** start of EXTRACTED RECORDS **

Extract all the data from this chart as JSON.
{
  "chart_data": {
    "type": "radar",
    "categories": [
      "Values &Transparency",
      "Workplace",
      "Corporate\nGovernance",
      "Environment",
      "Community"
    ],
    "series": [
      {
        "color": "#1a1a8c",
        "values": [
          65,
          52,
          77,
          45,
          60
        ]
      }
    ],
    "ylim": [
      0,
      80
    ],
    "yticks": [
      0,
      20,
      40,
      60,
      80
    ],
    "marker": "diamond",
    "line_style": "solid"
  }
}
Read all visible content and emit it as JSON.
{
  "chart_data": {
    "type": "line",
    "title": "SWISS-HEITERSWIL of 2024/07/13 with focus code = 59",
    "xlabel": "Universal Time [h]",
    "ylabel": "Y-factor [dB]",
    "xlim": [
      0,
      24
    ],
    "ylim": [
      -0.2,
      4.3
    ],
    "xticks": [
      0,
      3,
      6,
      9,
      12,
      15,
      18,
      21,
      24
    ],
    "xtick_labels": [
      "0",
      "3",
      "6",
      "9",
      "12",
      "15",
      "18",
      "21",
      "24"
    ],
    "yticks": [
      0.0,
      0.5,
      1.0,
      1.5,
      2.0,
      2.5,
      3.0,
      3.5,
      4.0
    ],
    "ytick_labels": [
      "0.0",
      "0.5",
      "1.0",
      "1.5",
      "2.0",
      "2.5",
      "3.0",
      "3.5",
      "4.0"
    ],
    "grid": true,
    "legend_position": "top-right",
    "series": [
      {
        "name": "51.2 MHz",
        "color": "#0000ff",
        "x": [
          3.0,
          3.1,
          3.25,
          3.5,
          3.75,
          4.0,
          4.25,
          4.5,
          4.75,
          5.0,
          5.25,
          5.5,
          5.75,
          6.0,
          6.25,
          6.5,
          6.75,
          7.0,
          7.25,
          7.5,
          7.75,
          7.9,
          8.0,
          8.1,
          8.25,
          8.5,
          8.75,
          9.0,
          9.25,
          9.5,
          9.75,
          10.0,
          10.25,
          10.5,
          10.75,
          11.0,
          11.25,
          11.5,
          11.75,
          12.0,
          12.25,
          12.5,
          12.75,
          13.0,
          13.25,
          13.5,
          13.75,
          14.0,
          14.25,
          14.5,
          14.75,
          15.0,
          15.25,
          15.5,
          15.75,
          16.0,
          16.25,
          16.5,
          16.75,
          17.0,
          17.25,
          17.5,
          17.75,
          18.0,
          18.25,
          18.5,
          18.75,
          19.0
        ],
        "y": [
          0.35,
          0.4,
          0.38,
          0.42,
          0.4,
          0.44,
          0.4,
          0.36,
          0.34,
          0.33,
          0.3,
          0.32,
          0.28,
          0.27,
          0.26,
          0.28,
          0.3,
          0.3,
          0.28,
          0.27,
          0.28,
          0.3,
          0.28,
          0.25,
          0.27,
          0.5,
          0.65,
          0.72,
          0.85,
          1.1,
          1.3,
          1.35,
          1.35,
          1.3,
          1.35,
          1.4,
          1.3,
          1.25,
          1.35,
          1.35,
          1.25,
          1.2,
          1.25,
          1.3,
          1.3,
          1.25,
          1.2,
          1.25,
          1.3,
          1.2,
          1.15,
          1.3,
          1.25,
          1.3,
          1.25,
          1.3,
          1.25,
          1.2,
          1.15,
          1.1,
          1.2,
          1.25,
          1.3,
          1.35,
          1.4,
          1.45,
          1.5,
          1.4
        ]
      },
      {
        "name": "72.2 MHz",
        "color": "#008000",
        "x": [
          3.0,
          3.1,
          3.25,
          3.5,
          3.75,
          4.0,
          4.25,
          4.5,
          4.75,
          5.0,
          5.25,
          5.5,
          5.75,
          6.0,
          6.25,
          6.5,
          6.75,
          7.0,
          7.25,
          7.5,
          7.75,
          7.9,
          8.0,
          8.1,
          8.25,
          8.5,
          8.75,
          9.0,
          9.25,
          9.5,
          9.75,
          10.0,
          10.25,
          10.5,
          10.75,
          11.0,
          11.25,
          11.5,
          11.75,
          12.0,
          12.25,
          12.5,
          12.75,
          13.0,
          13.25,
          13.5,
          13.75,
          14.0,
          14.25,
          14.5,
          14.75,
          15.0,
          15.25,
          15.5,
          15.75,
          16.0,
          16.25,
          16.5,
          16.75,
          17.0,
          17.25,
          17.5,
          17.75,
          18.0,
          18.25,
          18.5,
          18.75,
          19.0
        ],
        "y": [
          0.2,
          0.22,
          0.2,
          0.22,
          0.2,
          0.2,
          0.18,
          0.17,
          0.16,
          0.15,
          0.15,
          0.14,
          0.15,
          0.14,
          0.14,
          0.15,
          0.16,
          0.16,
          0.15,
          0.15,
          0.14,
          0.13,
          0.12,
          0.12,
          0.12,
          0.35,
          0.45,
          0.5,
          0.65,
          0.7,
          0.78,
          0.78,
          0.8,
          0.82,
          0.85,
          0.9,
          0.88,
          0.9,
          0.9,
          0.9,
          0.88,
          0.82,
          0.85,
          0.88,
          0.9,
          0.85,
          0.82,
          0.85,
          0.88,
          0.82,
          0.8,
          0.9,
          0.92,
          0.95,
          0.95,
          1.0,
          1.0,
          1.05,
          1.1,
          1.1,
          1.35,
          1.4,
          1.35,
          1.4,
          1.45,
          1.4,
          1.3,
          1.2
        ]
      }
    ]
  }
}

** end of EXTRACTED RECORDS **

Please quote every record above exactly as it appears.

→ **EXERCISE SOLUTION**
Extract all the data from this chart as JSON.
{
  "chart_data": {
    "type": "radar",
    "categories": [
      "Values &Transparency",
      "Workplace",
      "Corporate\nGovernance",
      "Environment",
      "Community"
    ],
    "series": [
      {
        "color": "#1a1a8c",
        "values": [
          65,
          52,
          77,
          45,
          60
        ]
      }
    ],
    "ylim": [
      0,
      80
    ],
    "yticks": [
      0,
      20,
      40,
      60,
      80
    ],
    "marker": "diamond",
    "line_style": "solid"
  }
}
Read all visible content and emit it as JSON.
{
  "chart_data": {
    "type": "line",
    "title": "SWISS-HEITERSWIL of 2024/07/13 with focus code = 59",
    "xlabel": "Universal Time [h]",
    "ylabel": "Y-factor [dB]",
    "xlim": [
      0,
      24
    ],
    "ylim": [
      -0.2,
      4.3
    ],
    "xticks": [
      0,
      3,
      6,
      9,
      12,
      15,
      18,
      21,
      24
    ],
    "xtick_labels": [
      "0",
      "3",
      "6",
      "9",
      "12",
      "15",
      "18",
      "21",
      "24"
    ],
    "yticks": [
      0.0,
      0.5,
      1.0,
      1.5,
      2.0,
      2.5,
      3.0,
      3.5,
      4.0
    ],
    "ytick_labels": [
      "0.0",
      "0.5",
      "1.0",
      "1.5",
      "2.0",
      "2.5",
      "3.0",
      "3.5",
      "4.0"
    ],
    "grid": true,
    "legend_position": "top-right",
    "series": [
      {
        "name": "51.2 MHz",
        "color": "#0000ff",
        "x": [
          3.0,
          3.1,
          3.25,
          3.5,
          3.75,
          4.0,
          4.25,
          4.5,
          4.75,
          5.0,
          5.25,
          5.5,
          5.75,
          6.0,
          6.25,
          6.5,
          6.75,
          7.0,
          7.25,
          7.5,
          7.75,
          7.9,
          8.0,
          8.1,
          8.25,
          8.5,
          8.75,
          9.0,
          9.25,
          9.5,
          9.75,
          10.0,
          10.25,
          10.5,
          10.75,
          11.0,
          11.25,
          11.5,
          11.75,
          12.0,
          12.25,
          12.5,
          12.75,
          13.0,
          13.25,
          13.5,
          13.75,
          14.0,
          14.25,
          14.5,
          14.75,
          15.0,
          15.25,
          15.5,
          15.75,
          16.0,
          16.25,
          16.5,
          16.75,
          17.0,
          17.25,
          17.5,
          17.75,
          18.0,
          18.25,
          18.5,
          18.75,
          19.0
        ],
        "y": [
          0.35,
          0.4,
          0.38,
          0.42,
          0.4,
          0.44,
          0.4,
          0.36,
          0.34,
          0.33,
          0.3,
          0.32,
          0.28,
          0.27,
          0.26,
          0.28,
          0.3,
          0.3,
          0.28,
          0.27,
          0.28,
          0.3,
          0.28,
          0.25,
          0.27,
          0.5,
          0.65,
          0.72,
          0.85,
          1.1,
          1.3,
          1.35,
          1.35,
          1.3,
          1.35,
          1.4,
          1.3,
          1.25,
          1.35,
          1.35,
          1.25,
          1.2,
          1.25,
          1.3,
          1.3,
          1.25,
          1.2,
          1.25,
          1.3,
          1.2,
          1.15,
          1.3,
          1.25,
          1.3,
          1.25,
          1.3,
          1.25,
          1.2,
          1.15,
          1.1,
          1.2,
          1.25,
          1.3,
          1.35,
          1.4,
          1.45,
          1.5,
          1.4
        ]
      },
      {
        "name": "72.2 MHz",
        "color": "#008000",
        "x": [
          3.0,
          3.1,
          3.25,
          3.5,
          3.75,
          4.0,
          4.25,
          4.5,
          4.75,
          5.0,
          5.25,
          5.5,
          5.75,
          6.0,
          6.25,
          6.5,
          6.75,
          7.0,
          7.25,
          7.5,
          7.75,
          7.9,
          8.0,
          8.1,
          8.25,
          8.5,
          8.75,
          9.0,
          9.25,
          9.5,
          9.75,
          10.0,
          10.25,
          10.5,
          10.75,
          11.0,
          11.25,
          11.5,
          11.75,
          12.0,
          12.25,
          12.5,
          12.75,
          13.0,
          13.25,
          13.5,
          13.75,
          14.0,
          14.25,
          14.5,
          14.75,
          15.0,
          15.25,
          15.5,
          15.75,
          16.0,
          16.25,
          16.5,
          16.75,
          17.0,
          17.25,
          17.5,
          17.75,
          18.0,
          18.25,
          18.5,
          18.75,
          19.0
        ],
        "y": [
          0.2,
          0.22,
          0.2,
          0.22,
          0.2,
          0.2,
          0.18,
          0.17,
          0.16,
          0.15,
          0.15,
          0.14,
          0.15,
          0.14,
          0.14,
          0.15,
          0.16,
          0.16,
          0.15,
          0.15,
          0.14,
          0.13,
          0.12,
          0.12,
          0.12,
          0.35,
          0.45,
          0.5,
          0.65,
          0.7,
          0.78,
          0.78,
          0.8,
          0.82,
          0.85,
          0.9,
          0.88,
          0.9,
          0.9,
          0.9,
          0.88,
          0.82,
          0.85,
          0.88,
          0.9,
          0.85,
          0.82,
          0.85,
          0.88,
          0.82,
          0.8,
          0.9,
          0.92,
          0.95,
          0.95,
          1.0,
          1.0,
          1.05,
          1.1,
          1.1,
          1.35,
          1.4,
          1.35,
          1.4,
          1.45,
          1.4,
          1.3,
          1.2
        ]
      }
    ]
  }
}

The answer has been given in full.